PROBLEM REQUIREMENTS: If a line in the entries below holds the string "Indiana", copy it.

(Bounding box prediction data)
============================================================

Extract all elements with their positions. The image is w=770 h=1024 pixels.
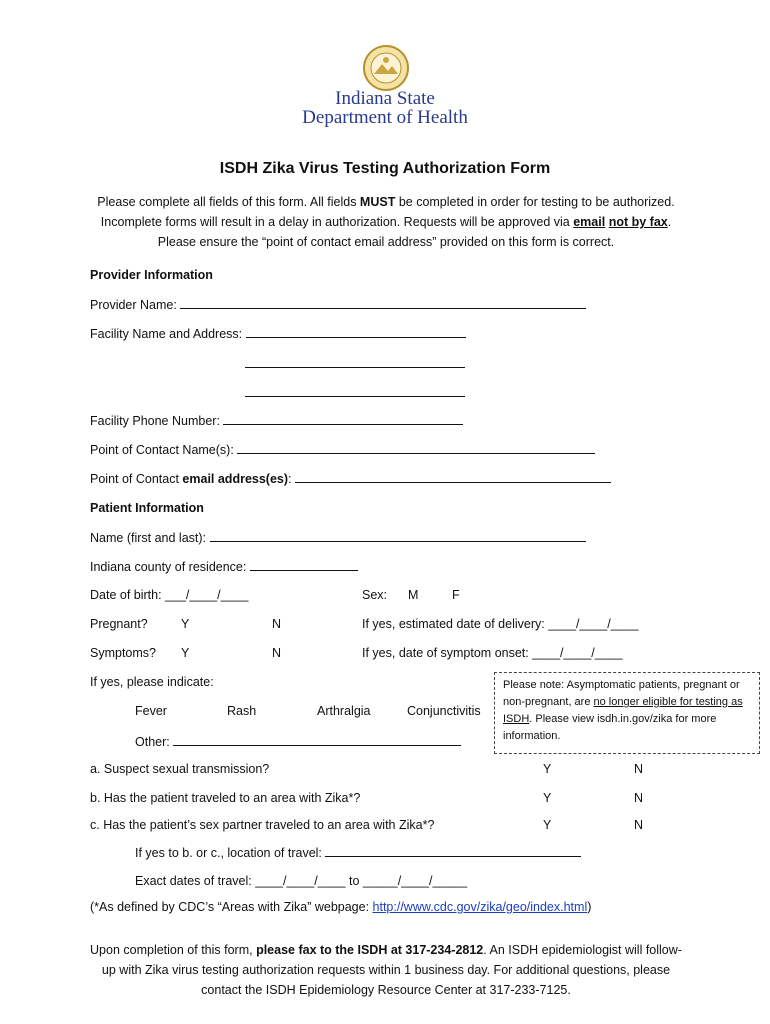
dob-field[interactable]: Date of birth: ___/____/____ — [90, 588, 249, 602]
intro-paragraph: Please complete all fields of this form. All fields MUST be completed in order for testing to be authorized. Incomplete forms will result in a delay in authorization. Requests will be approved via email not by fax. Please ensure the “point of contact email address” provided on this form is correct. — [97, 195, 675, 249]
patient-name-field[interactable] — [210, 530, 586, 542]
delivery-date-field[interactable]: If yes, estimated date of delivery: ____/____/____ — [362, 617, 639, 631]
question-b-no-option[interactable]: N — [634, 791, 644, 805]
question-c-yes-option[interactable]: Y — [543, 818, 552, 832]
phone-row — [90, 413, 463, 428]
sex-label: Sex: — [362, 588, 388, 602]
closing-paragraph: Upon completion of this form, please fax to the ISDH at 317-234-2812. An ISDH epidemiologist will follow-up with Zika virus testing authorization requests within 1 business day. For additional questions, please contact the ISDH Epidemiology Resource Center at 317-233-7125. — [90, 943, 682, 997]
other-field[interactable] — [173, 734, 461, 746]
question-a-yes-option[interactable]: Y — [543, 762, 552, 776]
org-name-line2: Department of Health — [302, 107, 468, 128]
cdc-zika-link[interactable]: http://www.cdc.gov/zika/geo/index.html — [372, 900, 588, 914]
phone-field[interactable] — [223, 413, 463, 425]
question-a-label: a. Suspect sexual transmission? — [90, 762, 270, 776]
sex-m-option[interactable]: M — [408, 588, 419, 602]
pregnant-label: Pregnant? — [90, 617, 148, 631]
org-name-line1: Indiana State — [335, 88, 435, 109]
contact-label: Point of Contact Name(s): — [90, 443, 234, 457]
question-b-yes-option[interactable]: Y — [543, 791, 552, 805]
symptom-conjunctivitis-option[interactable]: Conjunctivitis — [407, 704, 481, 718]
contact-field[interactable] — [237, 442, 595, 454]
facility-label: Facility Name and Address: — [90, 327, 243, 341]
facility-field-1[interactable] — [246, 326, 466, 338]
pregnant-yes-option[interactable]: Y — [181, 617, 190, 631]
symptom-fever-option[interactable]: Fever — [135, 704, 167, 718]
question-b-label: b. Has the patient traveled to an area with Zika*? — [90, 791, 361, 805]
isdh-seal — [362, 44, 410, 92]
county-row: Indiana county of residence: — [90, 559, 358, 574]
facility-field-2[interactable] — [245, 356, 465, 368]
onset-date-field[interactable]: If yes, date of symptom onset: ____/____/____ — [362, 646, 623, 660]
email-row: Point of Contact email address(es): — [90, 471, 611, 486]
county-field[interactable] — [250, 559, 358, 571]
cdc-footnote: (*As defined by CDC’s “Areas with Zika” webpage: http://www.cdc.gov/zika/geo/index.html) — [90, 900, 592, 914]
provider-name-row — [90, 297, 586, 312]
facility-field-3[interactable] — [245, 385, 465, 397]
provider-heading: Provider Information — [90, 268, 213, 282]
symptom-arthralgia-option[interactable]: Arthralgia — [317, 704, 371, 718]
travel-location-field[interactable] — [325, 845, 581, 857]
question-c-label: c. Has the patient’s sex partner traveled to an area with Zika*? — [90, 818, 435, 832]
symptom-rash-option[interactable]: Rash — [227, 704, 257, 718]
patient-name-row: Name (first and last): — [90, 530, 586, 545]
contact-row — [90, 442, 595, 457]
indicate-label: If yes, please indicate: — [90, 675, 214, 689]
patient-heading: Patient Information — [90, 501, 204, 515]
provider-name-label: Provider Name: — [90, 298, 177, 312]
sex-f-option[interactable]: F — [452, 588, 460, 602]
question-a-no-option[interactable]: N — [634, 762, 644, 776]
provider-name-field[interactable] — [180, 297, 586, 309]
symptoms-label: Symptoms? — [90, 646, 156, 660]
symptoms-no-option[interactable]: N — [272, 646, 282, 660]
travel-location-row: If yes to b. or c., location of travel: — [135, 845, 581, 860]
question-c-no-option[interactable]: N — [634, 818, 644, 832]
phone-label: Facility Phone Number: — [90, 414, 220, 428]
email-field[interactable] — [295, 471, 611, 483]
other-row: Other: — [135, 734, 461, 749]
pregnant-no-option[interactable]: N — [272, 617, 282, 631]
symptoms-yes-option[interactable]: Y — [181, 646, 190, 660]
form-title: ISDH Zika Virus Testing Authorization Form — [219, 160, 551, 177]
travel-dates-field[interactable]: Exact dates of travel: ____/____/____ to _____/____/_____ — [135, 874, 468, 888]
facility-row — [90, 326, 466, 341]
eligibility-note: Please note: Asymptomatic patients, pregnant or non-pregnant, are no longer eligible for testing as ISDH. Please view isdh.in.gov/zika for more information. — [494, 672, 760, 754]
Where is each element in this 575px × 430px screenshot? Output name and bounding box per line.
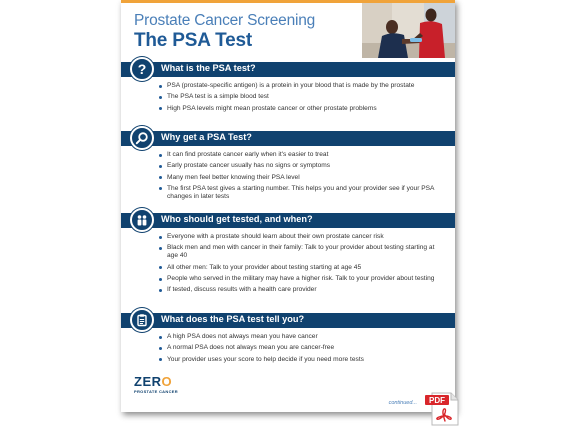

============================================================

EXPECTED OUTPUT:
org-name-line1: Indiana State — [335, 88, 435, 109]
county-row: Indiana county of residence: — [90, 559, 358, 574]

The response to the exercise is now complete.